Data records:

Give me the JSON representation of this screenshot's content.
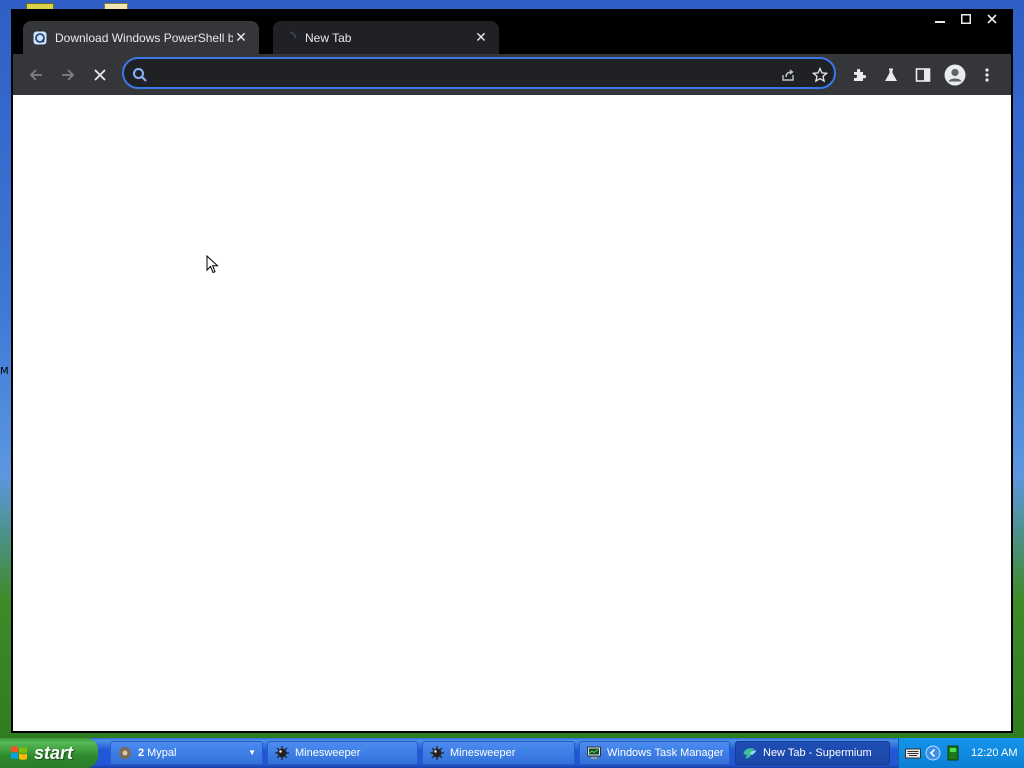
{
  "browser": {
    "tabs": [
      {
        "title": "Download Windows PowerShell by M",
        "active": true,
        "favicon": "site-icon"
      },
      {
        "title": "New Tab",
        "active": false,
        "favicon": "loading-icon"
      }
    ],
    "omnibox": {
      "value": "",
      "placeholder": ""
    },
    "colors": {
      "frame": "#000000",
      "toolbar": "#35363a",
      "omnibox_border": "#3b78e7",
      "page": "#ffffff"
    }
  },
  "taskbar": {
    "start_label": "start",
    "tasks": [
      {
        "label": "Mypal",
        "count": "2",
        "icon": "mypal-icon"
      },
      {
        "label": "Minesweeper",
        "icon": "minesweeper-icon"
      },
      {
        "label": "Minesweeper",
        "icon": "minesweeper-icon"
      },
      {
        "label": "Windows Task Manager",
        "icon": "task-manager-icon"
      },
      {
        "label": "New Tab - Supermium",
        "icon": "supermium-icon",
        "active": true
      }
    ],
    "clock": "12:20 AM"
  },
  "desktop": {
    "edge_text": "M"
  }
}
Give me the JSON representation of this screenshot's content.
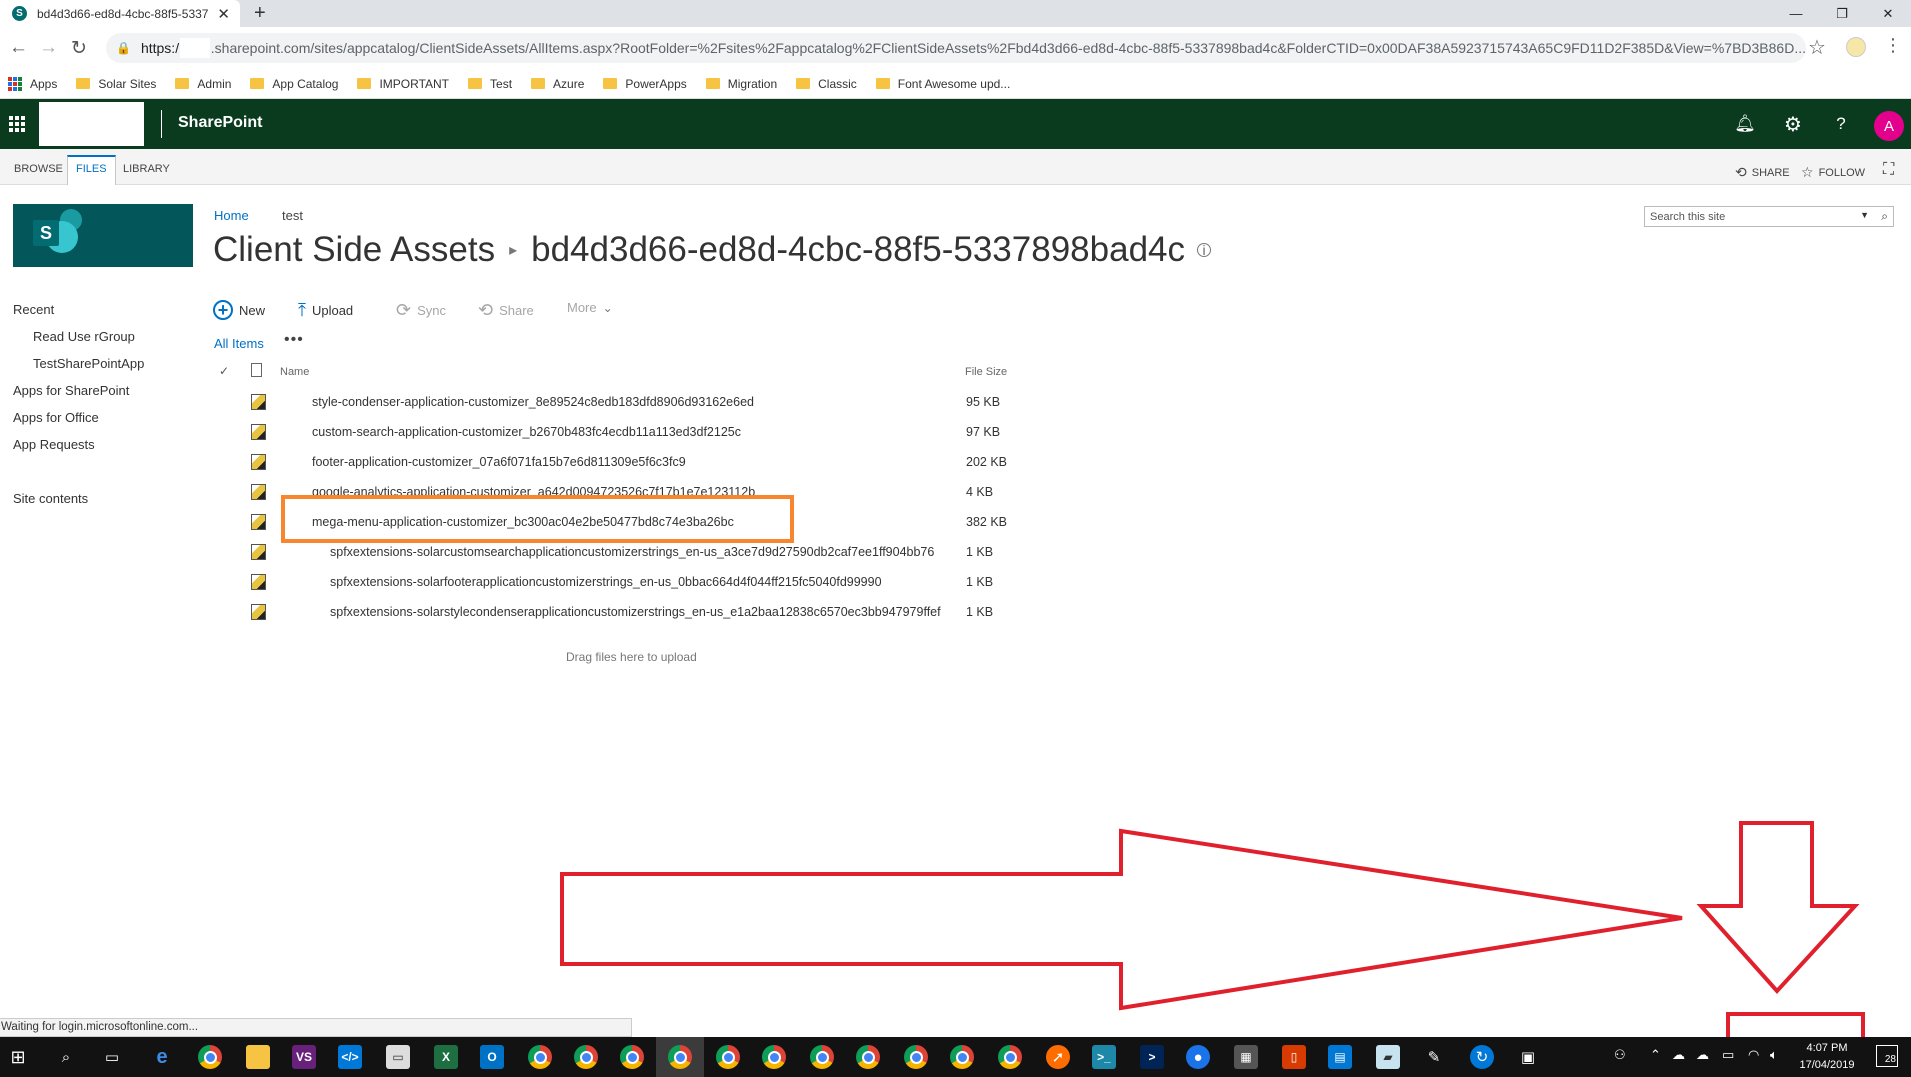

• Aim of the task:
Set the data above down again exactly as given, with no pictures.

• Solution to the problem:
Give me the JSON representation of this screenshot's content.
{
  "browser": {
    "tabs": [
      {
        "title": "Download Windows PowerShell by M",
        "active": true,
        "favicon": "site-icon"
      },
      {
        "title": "New Tab",
        "active": false,
        "favicon": "loading-icon"
      }
    ],
    "omnibox": {
      "value": "",
      "placeholder": ""
    },
    "colors": {
      "frame": "#000000",
      "toolbar": "#35363a",
      "omnibox_border": "#3b78e7",
      "page": "#ffffff"
    }
  },
  "taskbar": {
    "start_label": "start",
    "tasks": [
      {
        "label": "Mypal",
        "count": "2",
        "icon": "mypal-icon"
      },
      {
        "label": "Minesweeper",
        "icon": "minesweeper-icon"
      },
      {
        "label": "Minesweeper",
        "icon": "minesweeper-icon"
      },
      {
        "label": "Windows Task Manager",
        "icon": "task-manager-icon"
      },
      {
        "label": "New Tab - Supermium",
        "icon": "supermium-icon",
        "active": true
      }
    ],
    "clock": "12:20 AM"
  },
  "desktop": {
    "edge_text": "M"
  }
}
Give me the JSON representation of this screenshot's content.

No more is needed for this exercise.